■ DIRECTIONS FOR THIS TASK: Retype the whole listing, please, keeping every line exact and dropping the pictures.

■ INPUT:
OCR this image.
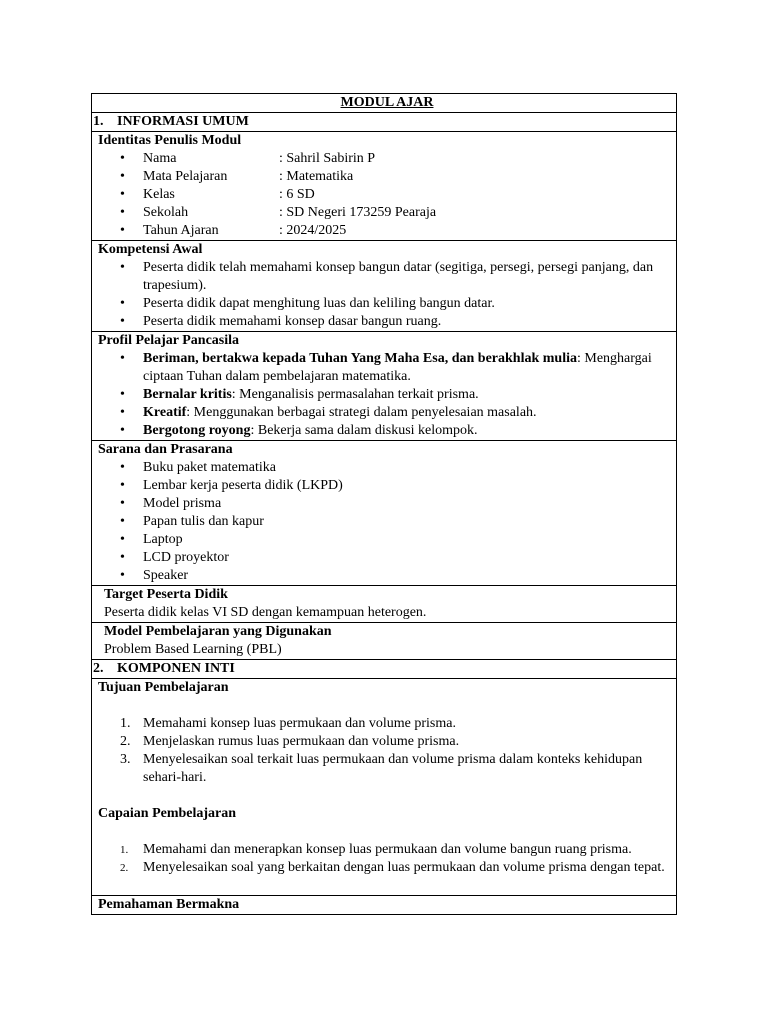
MODUL AJAR
1. INFORMASI UMUM

Identitas Penulis Modul
• Nama	: Sahril Sabirin P
• Mata Pelajaran	: Matematika
• Kelas	: 6 SD
• Sekolah	: SD Negeri 173259 Pearaja
• Tahun Ajaran	: 2024/2025

Kompetensi Awal
• Peserta didik telah memahami konsep bangun datar (segitiga, persegi, persegi panjang, dan trapesium).
• Peserta didik dapat menghitung luas dan keliling bangun datar.
• Peserta didik memahami konsep dasar bangun ruang.

Profil Pelajar Pancasila
• Beriman, bertakwa kepada Tuhan Yang Maha Esa, dan berakhlak mulia: Menghargai ciptaan Tuhan dalam pembelajaran matematika.
• Bernalar kritis: Menganalisis permasalahan terkait prisma.
• Kreatif: Menggunakan berbagai strategi dalam penyelesaian masalah.
• Bergotong royong: Bekerja sama dalam diskusi kelompok.

Sarana dan Prasarana
• Buku paket matematika
• Lembar kerja peserta didik (LKPD)
• Model prisma
• Papan tulis dan kapur
• Laptop
• LCD proyektor
• Speaker

Target Peserta Didik
Peserta didik kelas VI SD dengan kemampuan heterogen.

Model Pembelajaran yang Digunakan
Problem Based Learning (PBL)

2. KOMPONEN INTI

Tujuan Pembelajaran
1. Memahami konsep luas permukaan dan volume prisma.
2. Menjelaskan rumus luas permukaan dan volume prisma.
3. Menyelesaikan soal terkait luas permukaan dan volume prisma dalam konteks kehidupan sehari-hari.
Capaian Pembelajaran
1. Memahami dan menerapkan konsep luas permukaan dan volume bangun ruang prisma.
2. Menyelesaikan soal yang berkaitan dengan luas permukaan dan volume prisma dengan tepat.

Pemahaman Bermakna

■ SOLUTION TO THIS TASK:
OCR this image.
MODUL AJAR
1. INFORMASI UMUM

Identitas Penulis Modul
• Nama	: Sahril Sabirin P
• Mata Pelajaran	: Matematika
• Kelas	: 6 SD
• Sekolah	: SD Negeri 173259 Pearaja
• Tahun Ajaran	: 2024/2025

Kompetensi Awal
• Peserta didik telah memahami konsep bangun datar (segitiga, persegi, persegi panjang, dan trapesium).
• Peserta didik dapat menghitung luas dan keliling bangun datar.
• Peserta didik memahami konsep dasar bangun ruang.

Profil Pelajar Pancasila
• Beriman, bertakwa kepada Tuhan Yang Maha Esa, dan berakhlak mulia: Menghargai ciptaan Tuhan dalam pembelajaran matematika.
• Bernalar kritis: Menganalisis permasalahan terkait prisma.
• Kreatif: Menggunakan berbagai strategi dalam penyelesaian masalah.
• Bergotong royong: Bekerja sama dalam diskusi kelompok.

Sarana dan Prasarana
• Buku paket matematika
• Lembar kerja peserta didik (LKPD)
• Model prisma
• Papan tulis dan kapur
• Laptop
• LCD proyektor
• Speaker

Target Peserta Didik
Peserta didik kelas VI SD dengan kemampuan heterogen.

Model Pembelajaran yang Digunakan
Problem Based Learning (PBL)

2. KOMPONEN INTI

Tujuan Pembelajaran
1. Memahami konsep luas permukaan dan volume prisma.
2. Menjelaskan rumus luas permukaan dan volume prisma.
3. Menyelesaikan soal terkait luas permukaan dan volume prisma dalam konteks kehidupan sehari-hari.
Capaian Pembelajaran
1. Memahami dan menerapkan konsep luas permukaan dan volume bangun ruang prisma.
2. Menyelesaikan soal yang berkaitan dengan luas permukaan dan volume prisma dengan tepat.

Pemahaman Bermakna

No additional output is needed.